### Input records
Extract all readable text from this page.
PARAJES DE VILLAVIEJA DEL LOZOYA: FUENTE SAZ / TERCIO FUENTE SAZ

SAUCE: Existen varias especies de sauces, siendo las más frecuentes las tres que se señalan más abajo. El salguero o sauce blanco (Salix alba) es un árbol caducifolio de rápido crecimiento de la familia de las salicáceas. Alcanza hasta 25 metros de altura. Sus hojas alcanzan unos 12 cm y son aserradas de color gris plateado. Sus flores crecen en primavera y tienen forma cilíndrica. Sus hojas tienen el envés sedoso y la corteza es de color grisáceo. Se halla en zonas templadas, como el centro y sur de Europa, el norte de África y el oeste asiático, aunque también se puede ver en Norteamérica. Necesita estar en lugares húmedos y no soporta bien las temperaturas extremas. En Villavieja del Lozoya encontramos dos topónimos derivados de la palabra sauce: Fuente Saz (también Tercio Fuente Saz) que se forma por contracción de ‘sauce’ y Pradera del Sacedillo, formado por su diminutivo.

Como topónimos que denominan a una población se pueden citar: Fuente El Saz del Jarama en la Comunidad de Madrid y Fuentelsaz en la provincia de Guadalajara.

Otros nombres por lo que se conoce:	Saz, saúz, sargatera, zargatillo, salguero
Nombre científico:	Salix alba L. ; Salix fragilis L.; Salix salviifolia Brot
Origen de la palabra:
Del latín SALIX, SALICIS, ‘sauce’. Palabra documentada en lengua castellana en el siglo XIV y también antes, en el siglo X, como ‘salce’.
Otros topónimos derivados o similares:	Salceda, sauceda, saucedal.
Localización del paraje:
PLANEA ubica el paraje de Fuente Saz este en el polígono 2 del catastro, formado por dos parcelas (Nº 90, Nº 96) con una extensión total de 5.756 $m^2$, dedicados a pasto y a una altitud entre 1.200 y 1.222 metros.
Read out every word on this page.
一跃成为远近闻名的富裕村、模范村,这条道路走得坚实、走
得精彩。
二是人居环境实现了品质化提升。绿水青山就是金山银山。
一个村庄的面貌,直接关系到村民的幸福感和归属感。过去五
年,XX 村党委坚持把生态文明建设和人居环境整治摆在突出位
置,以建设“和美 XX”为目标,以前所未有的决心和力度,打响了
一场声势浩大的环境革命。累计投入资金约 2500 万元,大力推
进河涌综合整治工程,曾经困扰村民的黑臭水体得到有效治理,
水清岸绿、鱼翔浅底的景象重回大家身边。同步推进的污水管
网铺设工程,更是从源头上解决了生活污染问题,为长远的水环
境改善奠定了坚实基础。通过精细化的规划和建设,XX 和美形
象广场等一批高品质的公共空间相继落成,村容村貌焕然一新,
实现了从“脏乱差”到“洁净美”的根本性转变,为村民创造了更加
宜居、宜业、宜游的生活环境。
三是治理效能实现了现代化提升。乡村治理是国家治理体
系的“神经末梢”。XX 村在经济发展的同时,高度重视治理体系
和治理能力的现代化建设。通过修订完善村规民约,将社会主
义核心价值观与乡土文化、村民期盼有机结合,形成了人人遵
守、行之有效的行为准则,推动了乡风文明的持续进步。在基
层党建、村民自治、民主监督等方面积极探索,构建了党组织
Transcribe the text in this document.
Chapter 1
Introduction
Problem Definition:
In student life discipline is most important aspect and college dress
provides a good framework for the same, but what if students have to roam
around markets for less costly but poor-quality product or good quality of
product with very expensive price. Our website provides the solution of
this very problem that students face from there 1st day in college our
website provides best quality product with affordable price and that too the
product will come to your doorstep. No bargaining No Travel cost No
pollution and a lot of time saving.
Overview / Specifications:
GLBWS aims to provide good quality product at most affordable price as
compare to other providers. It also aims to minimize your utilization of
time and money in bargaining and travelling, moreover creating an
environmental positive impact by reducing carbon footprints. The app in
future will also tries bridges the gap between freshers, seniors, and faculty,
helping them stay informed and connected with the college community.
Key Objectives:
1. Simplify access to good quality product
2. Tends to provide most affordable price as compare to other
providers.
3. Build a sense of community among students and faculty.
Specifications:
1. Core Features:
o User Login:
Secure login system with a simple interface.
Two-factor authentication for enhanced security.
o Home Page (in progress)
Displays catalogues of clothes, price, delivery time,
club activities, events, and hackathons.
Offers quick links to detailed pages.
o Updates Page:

### What you should do
Make an exact copy of every line in the data.

### Task output
Extract all readable text from this page.
PARAJES DE VILLAVIEJA DEL LOZOYA: FUENTE SAZ / TERCIO FUENTE SAZ

SAUCE: Existen varias especies de sauces, siendo las más frecuentes las tres que se señalan más abajo. El salguero o sauce blanco (Salix alba) es un árbol caducifolio de rápido crecimiento de la familia de las salicáceas. Alcanza hasta 25 metros de altura. Sus hojas alcanzan unos 12 cm y son aserradas de color gris plateado. Sus flores crecen en primavera y tienen forma cilíndrica. Sus hojas tienen el envés sedoso y la corteza es de color grisáceo. Se halla en zonas templadas, como el centro y sur de Europa, el norte de África y el oeste asiático, aunque también se puede ver en Norteamérica. Necesita estar en lugares húmedos y no soporta bien las temperaturas extremas. En Villavieja del Lozoya encontramos dos topónimos derivados de la palabra sauce: Fuente Saz (también Tercio Fuente Saz) que se forma por contracción de ‘sauce’ y Pradera del Sacedillo, formado por su diminutivo.

Como topónimos que denominan a una población se pueden citar: Fuente El Saz del Jarama en la Comunidad de Madrid y Fuentelsaz en la provincia de Guadalajara.

Otros nombres por lo que se conoce:	Saz, saúz, sargatera, zargatillo, salguero
Nombre científico:	Salix alba L. ; Salix fragilis L.; Salix salviifolia Brot
Origen de la palabra:
Del latín SALIX, SALICIS, ‘sauce’. Palabra documentada en lengua castellana en el siglo XIV y también antes, en el siglo X, como ‘salce’.
Otros topónimos derivados o similares:	Salceda, sauceda, saucedal.
Localización del paraje:
PLANEA ubica el paraje de Fuente Saz este en el polígono 2 del catastro, formado por dos parcelas (Nº 90, Nº 96) con una extensión total de 5.756 $m^2$, dedicados a pasto y a una altitud entre 1.200 y 1.222 metros.
Read out every word on this page.
一跃成为远近闻名的富裕村、模范村,这条道路走得坚实、走
得精彩。
二是人居环境实现了品质化提升。绿水青山就是金山银山。
一个村庄的面貌,直接关系到村民的幸福感和归属感。过去五
年,XX 村党委坚持把生态文明建设和人居环境整治摆在突出位
置,以建设“和美 XX”为目标,以前所未有的决心和力度,打响了
一场声势浩大的环境革命。累计投入资金约 2500 万元,大力推
进河涌综合整治工程,曾经困扰村民的黑臭水体得到有效治理,
水清岸绿、鱼翔浅底的景象重回大家身边。同步推进的污水管
网铺设工程,更是从源头上解决了生活污染问题,为长远的水环
境改善奠定了坚实基础。通过精细化的规划和建设,XX 和美形
象广场等一批高品质的公共空间相继落成,村容村貌焕然一新,
实现了从“脏乱差”到“洁净美”的根本性转变,为村民创造了更加
宜居、宜业、宜游的生活环境。
三是治理效能实现了现代化提升。乡村治理是国家治理体
系的“神经末梢”。XX 村在经济发展的同时,高度重视治理体系
和治理能力的现代化建设。通过修订完善村规民约,将社会主
义核心价值观与乡土文化、村民期盼有机结合,形成了人人遵
守、行之有效的行为准则,推动了乡风文明的持续进步。在基
层党建、村民自治、民主监督等方面积极探索,构建了党组织
Transcribe the text in this document.
Chapter 1
Introduction
Problem Definition:
In student life discipline is most important aspect and college dress
provides a good framework for the same, but what if students have to roam
around markets for less costly but poor-quality product or good quality of
product with very expensive price. Our website provides the solution of
this very problem that students face from there 1st day in college our
website provides best quality product with affordable price and that too the
product will come to your doorstep. No bargaining No Travel cost No
pollution and a lot of time saving.
Overview / Specifications:
GLBWS aims to provide good quality product at most affordable price as
compare to other providers. It also aims to minimize your utilization of
time and money in bargaining and travelling, moreover creating an
environmental positive impact by reducing carbon footprints. The app in
future will also tries bridges the gap between freshers, seniors, and faculty,
helping them stay informed and connected with the college community.
Key Objectives:
1. Simplify access to good quality product
2. Tends to provide most affordable price as compare to other
providers.
3. Build a sense of community among students and faculty.
Specifications:
1. Core Features:
o User Login:
Secure login system with a simple interface.
Two-factor authentication for enhanced security.
o Home Page (in progress)
Displays catalogues of clothes, price, delivery time,
club activities, events, and hackathons.
Offers quick links to detailed pages.
o Updates Page:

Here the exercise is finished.